### [EXERCISE DIRECTIONS]
Transcribe the listing exactly, leaving out every picture.

### [Records contained in a dataset]
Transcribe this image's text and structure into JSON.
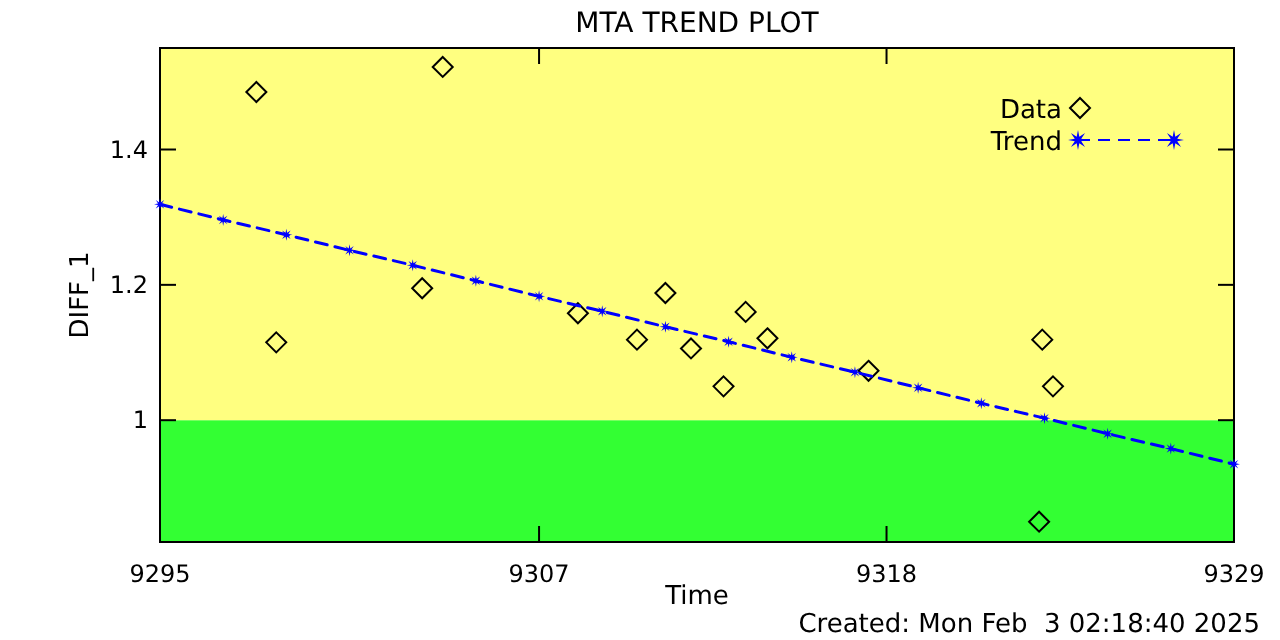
{
  "chart_data": {
    "type": "scatter",
    "title": "MTA TREND PLOT",
    "xlabel": "Time",
    "ylabel": "DIFF_1",
    "annotations": [
      "Created: Mon Feb  3 02:18:40 2025"
    ],
    "xlim": [
      9295,
      9329
    ],
    "xticks": [
      9295,
      9307,
      9318,
      9329
    ],
    "ylim": [
      0.82,
      1.55
    ],
    "yticks": [
      1.0,
      1.2,
      1.4
    ],
    "bands": [
      {
        "axis": "y",
        "from": 0.82,
        "to": 1.0,
        "color": "#33ff33"
      },
      {
        "axis": "y",
        "from": 1.0,
        "to": 1.55,
        "color": "#ffff80"
      }
    ],
    "legend": "top right",
    "grid": false,
    "series": [
      {
        "name": "Data",
        "color": "#000000",
        "marker": "diamond",
        "x": [
          9298.05,
          9298.68,
          9303.3,
          9303.95,
          9308.23,
          9310.1,
          9311.0,
          9311.81,
          9312.84,
          9313.54,
          9314.23,
          9317.43,
          9322.83,
          9322.93,
          9323.27
        ],
        "values": [
          1.485,
          1.115,
          1.195,
          1.522,
          1.158,
          1.119,
          1.188,
          1.106,
          1.05,
          1.16,
          1.121,
          1.073,
          0.85,
          1.119,
          1.05
        ]
      },
      {
        "name": "Trend",
        "type": "line",
        "color": "#0000ff",
        "marker": "star",
        "line_style": "dashed",
        "x": [
          9295,
          9297,
          9299,
          9301,
          9303,
          9305,
          9307,
          9309,
          9311,
          9313,
          9315,
          9317,
          9319,
          9321,
          9323,
          9325,
          9327,
          9329
        ],
        "values": [
          1.319,
          1.296,
          1.274,
          1.251,
          1.229,
          1.206,
          1.183,
          1.161,
          1.138,
          1.116,
          1.093,
          1.071,
          1.048,
          1.025,
          1.003,
          0.98,
          0.958,
          0.935
        ]
      }
    ]
  }
}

### [ANSWER TO THIS PROBLEM]
Transcribe this image's text and structure into JSON.
{
  "chart_data": {
    "type": "scatter",
    "title": "MTA TREND PLOT",
    "xlabel": "Time",
    "ylabel": "DIFF_1",
    "annotations": [
      "Created: Mon Feb  3 02:18:40 2025"
    ],
    "xlim": [
      9295,
      9329
    ],
    "xticks": [
      9295,
      9307,
      9318,
      9329
    ],
    "ylim": [
      0.82,
      1.55
    ],
    "yticks": [
      1.0,
      1.2,
      1.4
    ],
    "bands": [
      {
        "axis": "y",
        "from": 0.82,
        "to": 1.0,
        "color": "#33ff33"
      },
      {
        "axis": "y",
        "from": 1.0,
        "to": 1.55,
        "color": "#ffff80"
      }
    ],
    "legend": "top right",
    "grid": false,
    "series": [
      {
        "name": "Data",
        "color": "#000000",
        "marker": "diamond",
        "x": [
          9298.05,
          9298.68,
          9303.3,
          9303.95,
          9308.23,
          9310.1,
          9311.0,
          9311.81,
          9312.84,
          9313.54,
          9314.23,
          9317.43,
          9322.83,
          9322.93,
          9323.27
        ],
        "values": [
          1.485,
          1.115,
          1.195,
          1.522,
          1.158,
          1.119,
          1.188,
          1.106,
          1.05,
          1.16,
          1.121,
          1.073,
          0.85,
          1.119,
          1.05
        ]
      },
      {
        "name": "Trend",
        "type": "line",
        "color": "#0000ff",
        "marker": "star",
        "line_style": "dashed",
        "x": [
          9295,
          9297,
          9299,
          9301,
          9303,
          9305,
          9307,
          9309,
          9311,
          9313,
          9315,
          9317,
          9319,
          9321,
          9323,
          9325,
          9327,
          9329
        ],
        "values": [
          1.319,
          1.296,
          1.274,
          1.251,
          1.229,
          1.206,
          1.183,
          1.161,
          1.138,
          1.116,
          1.093,
          1.071,
          1.048,
          1.025,
          1.003,
          0.98,
          0.958,
          0.935
        ]
      }
    ]
  }
}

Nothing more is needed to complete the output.